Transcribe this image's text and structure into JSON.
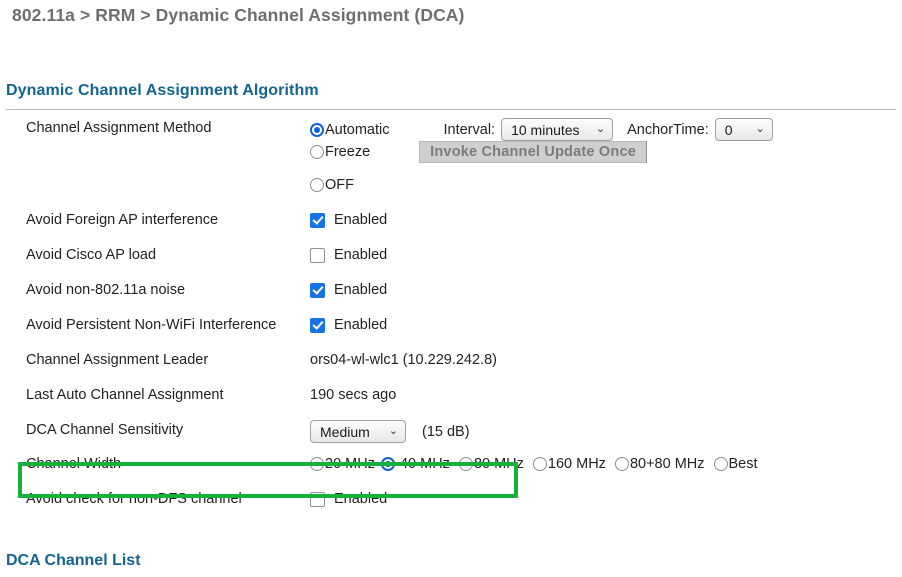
{
  "breadcrumb": "802.11a > RRM > Dynamic Channel Assignment (DCA)",
  "section": {
    "title": "Dynamic Channel Assignment Algorithm",
    "footer_title": "DCA Channel List"
  },
  "colors": {
    "heading": "#14648f",
    "breadcrumb": "#6d6e71",
    "accent_blue": "#0b63d6",
    "checkbox_blue": "#1573e6",
    "highlight_green": "#16b03a"
  },
  "rows": {
    "channel_assignment_method": {
      "label": "Channel Assignment Method",
      "options": [
        {
          "label": "Automatic",
          "selected": true
        },
        {
          "label": "Freeze",
          "selected": false
        },
        {
          "label": "OFF",
          "selected": false
        }
      ],
      "interval_label": "Interval:",
      "interval_value": "10 minutes",
      "anchor_label": "AnchorTime:",
      "anchor_value": "0",
      "invoke_button": "Invoke Channel Update Once"
    },
    "avoid_foreign_ap": {
      "label": "Avoid Foreign AP interference",
      "checkbox_label": "Enabled",
      "checked": true
    },
    "avoid_cisco_ap_load": {
      "label": "Avoid Cisco AP load",
      "checkbox_label": "Enabled",
      "checked": false
    },
    "avoid_non_80211a_noise": {
      "label": "Avoid non-802.11a noise",
      "checkbox_label": "Enabled",
      "checked": true
    },
    "avoid_persistent_non_wifi": {
      "label": "Avoid Persistent Non-WiFi Interference",
      "checkbox_label": "Enabled",
      "checked": true
    },
    "channel_assignment_leader": {
      "label": "Channel Assignment Leader",
      "value": "ors04-wl-wlc1 (10.229.242.8)"
    },
    "last_auto_channel_assignment": {
      "label": "Last Auto Channel Assignment",
      "value": "190 secs ago"
    },
    "dca_channel_sensitivity": {
      "label": "DCA Channel Sensitivity",
      "value": "Medium",
      "note": "(15 dB)"
    },
    "channel_width": {
      "label": "Channel Width",
      "highlighted": true,
      "options": [
        {
          "label": "20 MHz",
          "selected": false
        },
        {
          "label": "40 MHz",
          "selected": true
        },
        {
          "label": "80 MHz",
          "selected": false
        },
        {
          "label": "160 MHz",
          "selected": false
        },
        {
          "label": "80+80 MHz",
          "selected": false
        },
        {
          "label": "Best",
          "selected": false
        }
      ]
    },
    "avoid_check_non_dfs": {
      "label": "Avoid check for non-DFS channel",
      "checkbox_label": "Enabled",
      "checked": false
    }
  },
  "icons": {
    "chevron_down": "⌄"
  }
}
==========
THE TASK –
Copy the data word for word. Pictures do not go in the copy.

COMPLETE ANSWER –
Transcribe this image's text and structure into JSON.
{
  "breadcrumb": "802.11a > RRM > Dynamic Channel Assignment (DCA)",
  "section": {
    "title": "Dynamic Channel Assignment Algorithm",
    "footer_title": "DCA Channel List"
  },
  "colors": {
    "heading": "#14648f",
    "breadcrumb": "#6d6e71",
    "accent_blue": "#0b63d6",
    "checkbox_blue": "#1573e6",
    "highlight_green": "#16b03a"
  },
  "rows": {
    "channel_assignment_method": {
      "label": "Channel Assignment Method",
      "options": [
        {
          "label": "Automatic",
          "selected": true
        },
        {
          "label": "Freeze",
          "selected": false
        },
        {
          "label": "OFF",
          "selected": false
        }
      ],
      "interval_label": "Interval:",
      "interval_value": "10 minutes",
      "anchor_label": "AnchorTime:",
      "anchor_value": "0",
      "invoke_button": "Invoke Channel Update Once"
    },
    "avoid_foreign_ap": {
      "label": "Avoid Foreign AP interference",
      "checkbox_label": "Enabled",
      "checked": true
    },
    "avoid_cisco_ap_load": {
      "label": "Avoid Cisco AP load",
      "checkbox_label": "Enabled",
      "checked": false
    },
    "avoid_non_80211a_noise": {
      "label": "Avoid non-802.11a noise",
      "checkbox_label": "Enabled",
      "checked": true
    },
    "avoid_persistent_non_wifi": {
      "label": "Avoid Persistent Non-WiFi Interference",
      "checkbox_label": "Enabled",
      "checked": true
    },
    "channel_assignment_leader": {
      "label": "Channel Assignment Leader",
      "value": "ors04-wl-wlc1 (10.229.242.8)"
    },
    "last_auto_channel_assignment": {
      "label": "Last Auto Channel Assignment",
      "value": "190 secs ago"
    },
    "dca_channel_sensitivity": {
      "label": "DCA Channel Sensitivity",
      "value": "Medium",
      "note": "(15 dB)"
    },
    "channel_width": {
      "label": "Channel Width",
      "highlighted": true,
      "options": [
        {
          "label": "20 MHz",
          "selected": false
        },
        {
          "label": "40 MHz",
          "selected": true
        },
        {
          "label": "80 MHz",
          "selected": false
        },
        {
          "label": "160 MHz",
          "selected": false
        },
        {
          "label": "80+80 MHz",
          "selected": false
        },
        {
          "label": "Best",
          "selected": false
        }
      ]
    },
    "avoid_check_non_dfs": {
      "label": "Avoid check for non-DFS channel",
      "checkbox_label": "Enabled",
      "checked": false
    }
  },
  "icons": {
    "chevron_down": "⌄"
  }
}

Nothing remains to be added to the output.